* BEGIN Information shown *

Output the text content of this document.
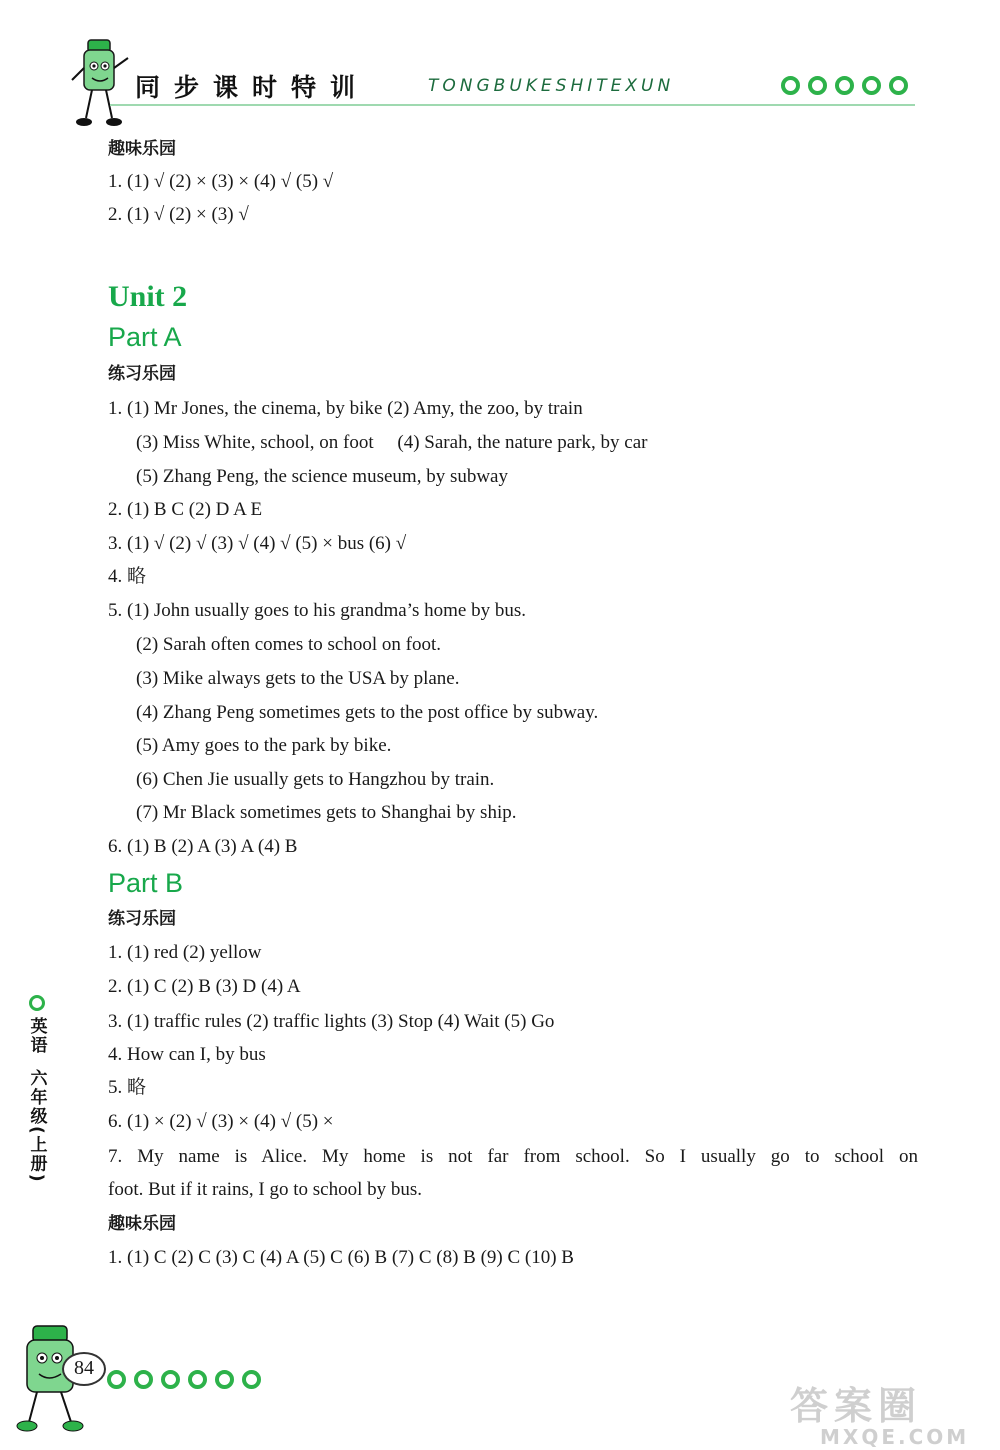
同步课时特训	TONGBUKESHITEXUN
趣味乐园
1. (1) √ (2) × (3) × (4) √ (5) √
2. (1) √ (2) × (3) √
Unit 2
Part A
练习乐园
1. (1) Mr Jones, the cinema, by bike (2) Amy, the zoo, by train
(3) Miss White, school, on foot     (4) Sarah, the nature park, by car
(5) Zhang Peng, the science museum, by subway
2. (1) B C (2) D A E
3. (1) √ (2) √ (3) √ (4) √ (5) × bus (6) √
4. 略
5. (1) John usually goes to his grandma’s home by bus.
(2) Sarah often comes to school on foot.
(3) Mike always gets to the USA by plane.
(4) Zhang Peng sometimes gets to the post office by subway.
(5) Amy goes to the park by bike.
(6) Chen Jie usually gets to Hangzhou by train.
(7) Mr Black sometimes gets to Shanghai by ship.
6. (1) B (2) A (3) A (4) B
Part B
练习乐园
1. (1) red (2) yellow
2. (1) C (2) B (3) D (4) A
3. (1) traffic rules (2) traffic lights (3) Stop (4) Wait (5) Go
4. How can I, by bus
5. 略
6. (1) × (2) √ (3) × (4) √ (5) ×
7. My name is Alice. My home is not far from school. So I usually go to school on
foot. But if it rains, I go to school by bus.
趣味乐园
1. (1) C (2) C (3) C (4) A (5) C (6) B (7) C (8) B (9) C (10) B
英语
六年级(上册)
84
答案圈
MXQE.COM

* END Information shown *

▶ To be done: Reproduce the material word for word. Any pictures should be left out of the copy.

▶ Final result:
Output the text content of this document.
同步课时特训	TONGBUKESHITEXUN
趣味乐园
1. (1) √ (2) × (3) × (4) √ (5) √
2. (1) √ (2) × (3) √
Unit 2
Part A
练习乐园
1. (1) Mr Jones, the cinema, by bike (2) Amy, the zoo, by train
(3) Miss White, school, on foot     (4) Sarah, the nature park, by car
(5) Zhang Peng, the science museum, by subway
2. (1) B C (2) D A E
3. (1) √ (2) √ (3) √ (4) √ (5) × bus (6) √
4. 略
5. (1) John usually goes to his grandma’s home by bus.
(2) Sarah often comes to school on foot.
(3) Mike always gets to the USA by plane.
(4) Zhang Peng sometimes gets to the post office by subway.
(5) Amy goes to the park by bike.
(6) Chen Jie usually gets to Hangzhou by train.
(7) Mr Black sometimes gets to Shanghai by ship.
6. (1) B (2) A (3) A (4) B
Part B
练习乐园
1. (1) red (2) yellow
2. (1) C (2) B (3) D (4) A
3. (1) traffic rules (2) traffic lights (3) Stop (4) Wait (5) Go
4. How can I, by bus
5. 略
6. (1) × (2) √ (3) × (4) √ (5) ×
7. My name is Alice. My home is not far from school. So I usually go to school on
foot. But if it rains, I go to school by bus.
趣味乐园
1. (1) C (2) C (3) C (4) A (5) C (6) B (7) C (8) B (9) C (10) B
英语
六年级(上册)
84
答案圈
MXQE.COM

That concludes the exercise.